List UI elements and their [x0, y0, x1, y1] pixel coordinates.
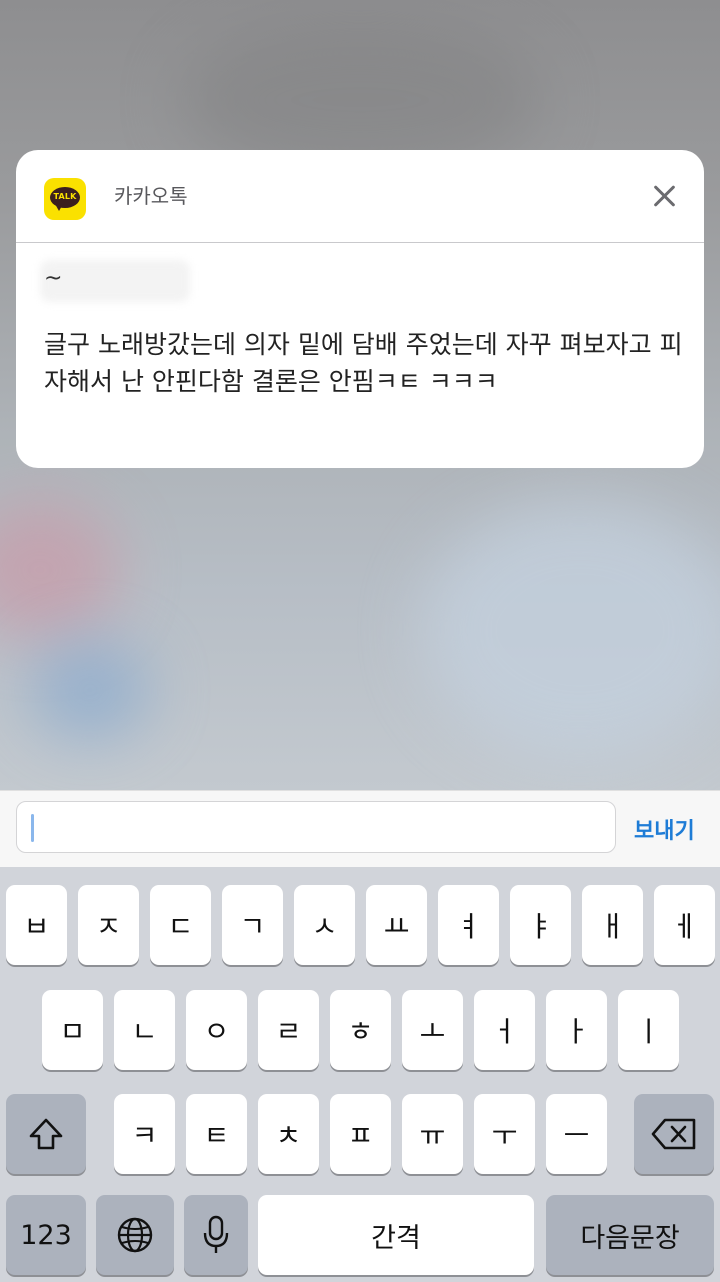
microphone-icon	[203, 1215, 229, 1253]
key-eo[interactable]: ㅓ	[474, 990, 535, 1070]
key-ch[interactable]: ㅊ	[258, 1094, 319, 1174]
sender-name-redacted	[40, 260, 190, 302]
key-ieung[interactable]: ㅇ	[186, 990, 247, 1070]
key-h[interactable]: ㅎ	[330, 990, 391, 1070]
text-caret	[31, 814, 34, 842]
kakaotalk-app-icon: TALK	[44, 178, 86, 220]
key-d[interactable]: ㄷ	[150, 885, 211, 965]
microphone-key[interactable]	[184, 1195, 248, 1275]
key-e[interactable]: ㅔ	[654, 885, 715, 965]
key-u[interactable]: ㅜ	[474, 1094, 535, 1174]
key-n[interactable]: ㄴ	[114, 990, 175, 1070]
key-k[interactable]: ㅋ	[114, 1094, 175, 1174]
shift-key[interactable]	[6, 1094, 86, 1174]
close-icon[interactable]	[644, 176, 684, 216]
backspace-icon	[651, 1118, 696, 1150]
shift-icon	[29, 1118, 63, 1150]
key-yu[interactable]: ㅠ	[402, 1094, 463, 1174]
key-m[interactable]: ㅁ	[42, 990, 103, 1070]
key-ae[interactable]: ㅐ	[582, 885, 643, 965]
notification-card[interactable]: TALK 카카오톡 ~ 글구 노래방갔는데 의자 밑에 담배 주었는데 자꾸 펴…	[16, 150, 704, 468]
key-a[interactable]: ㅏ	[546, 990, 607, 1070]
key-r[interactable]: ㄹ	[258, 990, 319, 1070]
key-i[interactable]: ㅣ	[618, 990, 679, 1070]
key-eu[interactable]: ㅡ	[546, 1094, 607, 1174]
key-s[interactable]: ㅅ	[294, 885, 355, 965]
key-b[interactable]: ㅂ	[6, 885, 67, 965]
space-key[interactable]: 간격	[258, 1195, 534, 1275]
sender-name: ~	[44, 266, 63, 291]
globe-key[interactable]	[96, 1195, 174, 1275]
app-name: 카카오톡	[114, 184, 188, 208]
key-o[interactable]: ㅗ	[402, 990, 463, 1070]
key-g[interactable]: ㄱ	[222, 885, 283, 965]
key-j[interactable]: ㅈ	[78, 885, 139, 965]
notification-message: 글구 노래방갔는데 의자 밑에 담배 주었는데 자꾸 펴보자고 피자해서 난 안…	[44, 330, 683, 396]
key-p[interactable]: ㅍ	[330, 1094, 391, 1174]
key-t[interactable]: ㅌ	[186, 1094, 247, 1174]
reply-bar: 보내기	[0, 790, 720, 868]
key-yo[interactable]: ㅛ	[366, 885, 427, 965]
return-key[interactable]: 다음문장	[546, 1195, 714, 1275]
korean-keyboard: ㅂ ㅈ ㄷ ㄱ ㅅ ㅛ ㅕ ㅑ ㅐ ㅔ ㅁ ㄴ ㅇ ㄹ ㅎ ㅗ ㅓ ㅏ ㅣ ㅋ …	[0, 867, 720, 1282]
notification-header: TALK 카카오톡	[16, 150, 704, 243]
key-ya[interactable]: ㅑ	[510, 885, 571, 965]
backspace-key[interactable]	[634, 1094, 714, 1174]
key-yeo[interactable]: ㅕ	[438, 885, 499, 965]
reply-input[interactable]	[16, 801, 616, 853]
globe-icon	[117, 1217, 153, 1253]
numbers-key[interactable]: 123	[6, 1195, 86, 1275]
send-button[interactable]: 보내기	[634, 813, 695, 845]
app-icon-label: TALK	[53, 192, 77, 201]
--
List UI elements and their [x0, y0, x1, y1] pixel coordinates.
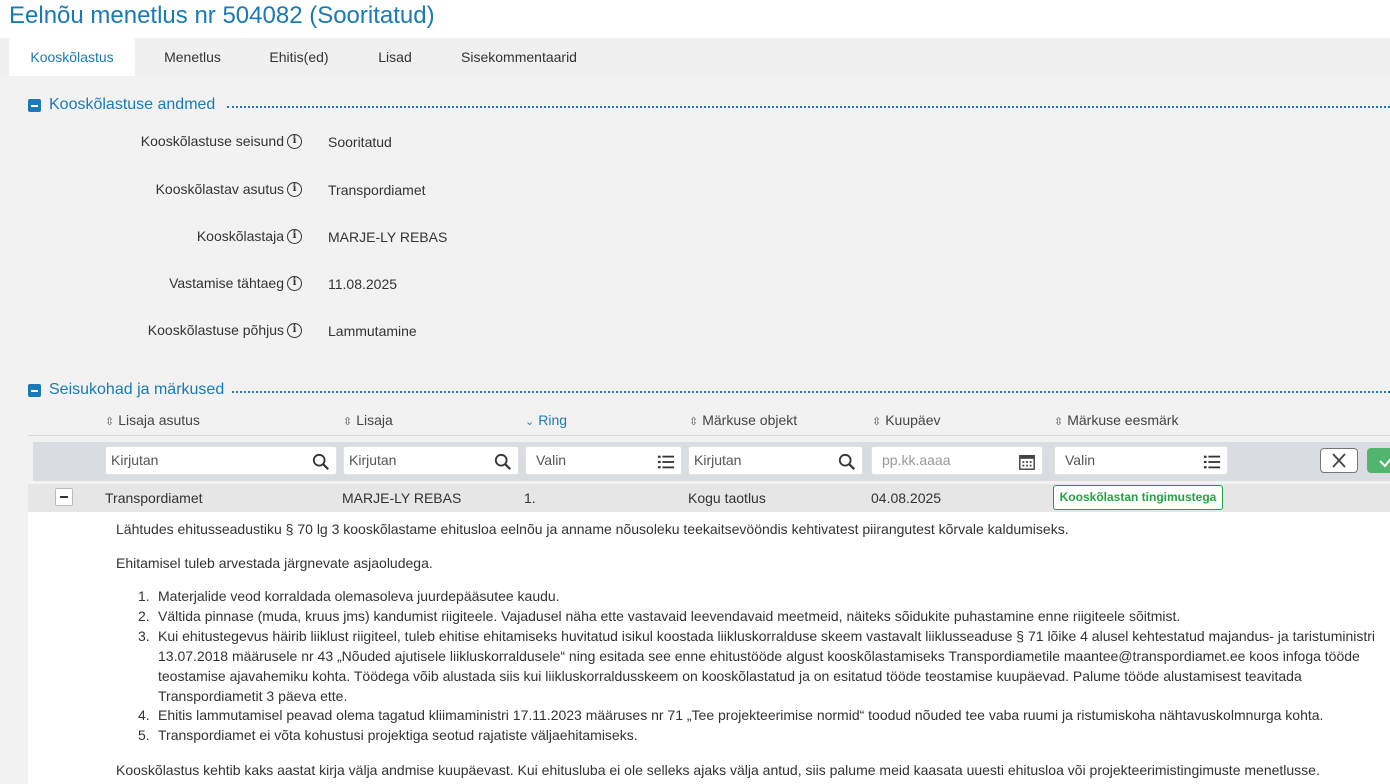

Problem description: Please find every line in the entries above that contains the string "TALK" and copy each of those lines in full.

Exercise solution:
kakaotalk-app-icon: TALK	[44, 178, 86, 220]
notification-card[interactable]: TALK 카카오톡 ~ 글구 노래방갔는데 의자 밑에 담배 주었는데 자꾸 펴…	[16, 150, 704, 468]
notification-header: TALK 카카오톡	[16, 150, 704, 243]
app-icon-label: TALK	[53, 192, 77, 201]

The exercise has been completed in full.